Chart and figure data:
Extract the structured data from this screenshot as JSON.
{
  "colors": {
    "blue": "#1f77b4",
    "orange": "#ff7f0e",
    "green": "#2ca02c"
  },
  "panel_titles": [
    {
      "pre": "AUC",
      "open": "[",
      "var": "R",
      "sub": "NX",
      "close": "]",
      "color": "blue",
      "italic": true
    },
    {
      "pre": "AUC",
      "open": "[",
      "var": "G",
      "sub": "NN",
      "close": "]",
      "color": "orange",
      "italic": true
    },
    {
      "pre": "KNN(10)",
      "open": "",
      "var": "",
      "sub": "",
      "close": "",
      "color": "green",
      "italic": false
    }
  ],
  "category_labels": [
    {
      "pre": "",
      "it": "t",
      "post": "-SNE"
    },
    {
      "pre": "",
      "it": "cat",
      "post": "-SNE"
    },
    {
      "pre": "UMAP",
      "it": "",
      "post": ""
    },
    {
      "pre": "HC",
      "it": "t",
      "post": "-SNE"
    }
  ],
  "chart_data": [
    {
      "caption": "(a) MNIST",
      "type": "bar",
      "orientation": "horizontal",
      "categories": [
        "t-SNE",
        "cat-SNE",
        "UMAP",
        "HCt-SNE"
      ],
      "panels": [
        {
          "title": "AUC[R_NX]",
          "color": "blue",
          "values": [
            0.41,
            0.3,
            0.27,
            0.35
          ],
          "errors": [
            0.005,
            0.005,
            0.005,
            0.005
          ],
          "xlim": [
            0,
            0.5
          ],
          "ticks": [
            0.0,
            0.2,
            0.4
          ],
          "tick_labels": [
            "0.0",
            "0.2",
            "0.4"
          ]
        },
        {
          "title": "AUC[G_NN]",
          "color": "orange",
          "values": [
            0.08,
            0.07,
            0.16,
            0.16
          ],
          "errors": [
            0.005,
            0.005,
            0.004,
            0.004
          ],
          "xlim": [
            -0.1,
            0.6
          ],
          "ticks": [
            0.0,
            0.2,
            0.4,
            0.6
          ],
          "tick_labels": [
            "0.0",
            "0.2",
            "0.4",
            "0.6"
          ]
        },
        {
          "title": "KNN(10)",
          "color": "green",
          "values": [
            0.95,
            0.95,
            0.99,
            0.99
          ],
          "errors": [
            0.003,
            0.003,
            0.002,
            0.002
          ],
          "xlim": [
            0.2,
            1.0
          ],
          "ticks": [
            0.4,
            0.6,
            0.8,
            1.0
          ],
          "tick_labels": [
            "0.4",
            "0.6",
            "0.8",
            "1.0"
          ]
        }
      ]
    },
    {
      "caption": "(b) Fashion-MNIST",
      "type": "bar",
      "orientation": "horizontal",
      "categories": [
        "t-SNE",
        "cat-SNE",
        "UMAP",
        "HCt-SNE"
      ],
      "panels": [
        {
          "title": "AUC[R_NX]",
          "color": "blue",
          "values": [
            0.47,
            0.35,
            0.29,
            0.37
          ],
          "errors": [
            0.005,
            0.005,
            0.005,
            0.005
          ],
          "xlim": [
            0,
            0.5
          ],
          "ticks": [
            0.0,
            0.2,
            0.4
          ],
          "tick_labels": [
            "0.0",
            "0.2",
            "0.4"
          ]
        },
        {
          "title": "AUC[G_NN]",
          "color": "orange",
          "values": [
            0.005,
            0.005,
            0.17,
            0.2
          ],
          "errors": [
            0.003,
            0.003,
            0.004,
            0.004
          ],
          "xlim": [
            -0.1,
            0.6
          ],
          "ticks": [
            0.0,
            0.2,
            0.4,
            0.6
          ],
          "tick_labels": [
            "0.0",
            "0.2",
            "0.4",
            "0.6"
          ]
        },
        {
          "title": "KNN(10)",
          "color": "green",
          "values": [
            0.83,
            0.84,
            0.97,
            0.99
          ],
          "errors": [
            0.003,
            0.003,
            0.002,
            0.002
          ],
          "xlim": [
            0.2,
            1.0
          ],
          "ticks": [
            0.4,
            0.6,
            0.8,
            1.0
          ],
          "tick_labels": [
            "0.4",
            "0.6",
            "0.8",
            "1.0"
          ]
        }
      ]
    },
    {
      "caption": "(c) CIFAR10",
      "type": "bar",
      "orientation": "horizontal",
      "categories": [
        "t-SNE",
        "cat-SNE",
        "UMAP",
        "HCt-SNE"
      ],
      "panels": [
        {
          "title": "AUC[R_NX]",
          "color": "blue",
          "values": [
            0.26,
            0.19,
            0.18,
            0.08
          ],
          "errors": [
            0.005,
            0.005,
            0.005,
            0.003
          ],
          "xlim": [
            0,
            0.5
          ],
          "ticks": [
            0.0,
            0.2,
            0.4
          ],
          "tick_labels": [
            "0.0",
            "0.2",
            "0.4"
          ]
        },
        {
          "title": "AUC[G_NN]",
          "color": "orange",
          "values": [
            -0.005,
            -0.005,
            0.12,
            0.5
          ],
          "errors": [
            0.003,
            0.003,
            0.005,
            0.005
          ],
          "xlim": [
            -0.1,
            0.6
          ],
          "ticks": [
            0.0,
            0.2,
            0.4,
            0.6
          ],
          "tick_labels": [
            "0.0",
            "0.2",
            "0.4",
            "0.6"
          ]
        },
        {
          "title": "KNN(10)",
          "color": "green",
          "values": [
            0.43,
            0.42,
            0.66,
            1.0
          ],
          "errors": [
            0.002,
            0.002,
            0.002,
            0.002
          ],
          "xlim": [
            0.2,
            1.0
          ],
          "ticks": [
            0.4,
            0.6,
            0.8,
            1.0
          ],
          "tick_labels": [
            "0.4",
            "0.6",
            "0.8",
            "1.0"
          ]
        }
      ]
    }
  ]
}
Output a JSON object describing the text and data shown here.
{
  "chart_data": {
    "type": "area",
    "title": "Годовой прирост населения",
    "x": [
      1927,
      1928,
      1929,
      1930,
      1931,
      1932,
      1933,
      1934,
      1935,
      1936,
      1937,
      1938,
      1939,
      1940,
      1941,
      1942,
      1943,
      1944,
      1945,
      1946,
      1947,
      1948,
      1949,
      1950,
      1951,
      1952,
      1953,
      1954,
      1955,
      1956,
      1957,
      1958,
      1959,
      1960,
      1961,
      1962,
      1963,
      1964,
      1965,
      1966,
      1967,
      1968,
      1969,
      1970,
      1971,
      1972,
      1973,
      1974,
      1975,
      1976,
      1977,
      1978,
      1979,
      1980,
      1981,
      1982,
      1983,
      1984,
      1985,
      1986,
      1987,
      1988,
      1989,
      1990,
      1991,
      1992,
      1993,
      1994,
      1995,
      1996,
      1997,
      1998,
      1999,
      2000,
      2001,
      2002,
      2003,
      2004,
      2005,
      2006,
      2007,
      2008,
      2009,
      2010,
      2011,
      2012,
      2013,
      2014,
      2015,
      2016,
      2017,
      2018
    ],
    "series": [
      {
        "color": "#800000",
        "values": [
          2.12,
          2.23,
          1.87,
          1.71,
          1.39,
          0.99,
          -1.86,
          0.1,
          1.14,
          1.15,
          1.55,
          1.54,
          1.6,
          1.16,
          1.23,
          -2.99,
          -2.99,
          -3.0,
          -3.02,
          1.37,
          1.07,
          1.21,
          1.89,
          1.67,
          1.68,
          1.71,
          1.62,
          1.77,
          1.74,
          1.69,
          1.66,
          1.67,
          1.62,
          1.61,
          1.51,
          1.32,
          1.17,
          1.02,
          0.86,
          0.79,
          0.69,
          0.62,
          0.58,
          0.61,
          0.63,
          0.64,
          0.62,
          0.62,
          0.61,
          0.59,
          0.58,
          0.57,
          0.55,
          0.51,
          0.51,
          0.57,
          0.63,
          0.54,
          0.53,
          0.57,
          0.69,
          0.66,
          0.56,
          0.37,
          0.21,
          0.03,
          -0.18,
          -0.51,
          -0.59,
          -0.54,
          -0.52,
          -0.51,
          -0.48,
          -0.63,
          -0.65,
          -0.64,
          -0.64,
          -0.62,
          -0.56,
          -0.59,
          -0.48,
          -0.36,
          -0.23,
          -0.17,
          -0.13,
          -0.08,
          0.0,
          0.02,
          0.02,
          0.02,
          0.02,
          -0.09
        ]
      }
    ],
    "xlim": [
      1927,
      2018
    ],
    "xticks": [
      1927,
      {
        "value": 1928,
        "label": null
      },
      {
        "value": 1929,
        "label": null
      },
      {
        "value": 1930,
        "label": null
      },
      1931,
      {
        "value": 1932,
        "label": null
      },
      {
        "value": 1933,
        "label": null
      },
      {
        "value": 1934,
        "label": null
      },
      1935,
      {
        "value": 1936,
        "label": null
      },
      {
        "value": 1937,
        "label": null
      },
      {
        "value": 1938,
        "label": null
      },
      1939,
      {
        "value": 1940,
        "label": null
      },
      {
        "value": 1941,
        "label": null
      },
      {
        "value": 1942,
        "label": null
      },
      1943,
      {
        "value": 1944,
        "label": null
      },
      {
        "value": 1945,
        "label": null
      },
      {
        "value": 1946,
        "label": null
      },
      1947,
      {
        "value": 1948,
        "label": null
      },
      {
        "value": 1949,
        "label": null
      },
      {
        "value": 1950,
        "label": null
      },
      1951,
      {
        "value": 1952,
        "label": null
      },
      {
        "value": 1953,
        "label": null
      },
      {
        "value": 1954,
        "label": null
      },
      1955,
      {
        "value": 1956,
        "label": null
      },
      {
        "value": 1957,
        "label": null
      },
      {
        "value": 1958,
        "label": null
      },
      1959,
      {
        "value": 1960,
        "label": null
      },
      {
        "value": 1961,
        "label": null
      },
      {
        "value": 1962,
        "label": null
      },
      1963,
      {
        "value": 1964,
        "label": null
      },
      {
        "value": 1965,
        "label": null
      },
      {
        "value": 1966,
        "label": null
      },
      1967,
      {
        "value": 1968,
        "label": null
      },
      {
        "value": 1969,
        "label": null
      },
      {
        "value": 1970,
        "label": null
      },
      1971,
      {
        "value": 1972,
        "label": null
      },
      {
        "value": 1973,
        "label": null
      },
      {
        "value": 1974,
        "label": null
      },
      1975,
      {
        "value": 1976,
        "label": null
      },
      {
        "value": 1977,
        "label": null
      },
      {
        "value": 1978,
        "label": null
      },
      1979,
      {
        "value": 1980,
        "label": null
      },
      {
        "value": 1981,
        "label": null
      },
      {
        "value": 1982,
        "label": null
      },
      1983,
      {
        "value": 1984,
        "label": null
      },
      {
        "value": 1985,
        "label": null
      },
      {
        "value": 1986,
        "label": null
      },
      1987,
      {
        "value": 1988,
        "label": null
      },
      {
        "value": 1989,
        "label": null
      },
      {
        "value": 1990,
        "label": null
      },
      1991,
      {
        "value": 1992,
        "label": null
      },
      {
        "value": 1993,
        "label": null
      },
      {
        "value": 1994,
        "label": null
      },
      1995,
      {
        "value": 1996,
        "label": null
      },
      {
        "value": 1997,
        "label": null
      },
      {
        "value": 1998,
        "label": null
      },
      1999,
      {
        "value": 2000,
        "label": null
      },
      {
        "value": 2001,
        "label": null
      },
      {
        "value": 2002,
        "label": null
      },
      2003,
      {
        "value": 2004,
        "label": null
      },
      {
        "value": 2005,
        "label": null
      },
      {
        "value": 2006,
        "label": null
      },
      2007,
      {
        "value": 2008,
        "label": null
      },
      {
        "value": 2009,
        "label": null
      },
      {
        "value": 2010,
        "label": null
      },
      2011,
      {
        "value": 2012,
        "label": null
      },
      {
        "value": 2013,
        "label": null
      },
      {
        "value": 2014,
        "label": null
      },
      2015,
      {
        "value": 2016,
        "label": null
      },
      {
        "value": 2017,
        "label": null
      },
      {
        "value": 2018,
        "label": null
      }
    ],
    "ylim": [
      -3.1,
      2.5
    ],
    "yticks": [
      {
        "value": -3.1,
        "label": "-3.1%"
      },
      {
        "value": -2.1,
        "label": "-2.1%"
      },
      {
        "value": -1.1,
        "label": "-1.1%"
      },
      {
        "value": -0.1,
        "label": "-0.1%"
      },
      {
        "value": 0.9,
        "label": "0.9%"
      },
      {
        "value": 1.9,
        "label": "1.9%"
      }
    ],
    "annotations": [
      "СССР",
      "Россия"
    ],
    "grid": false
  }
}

AIM OF THE TASK = Examine the listing and say how many of its lines contain the string "JSON". Give the number alone.

TASK ANSWER = 2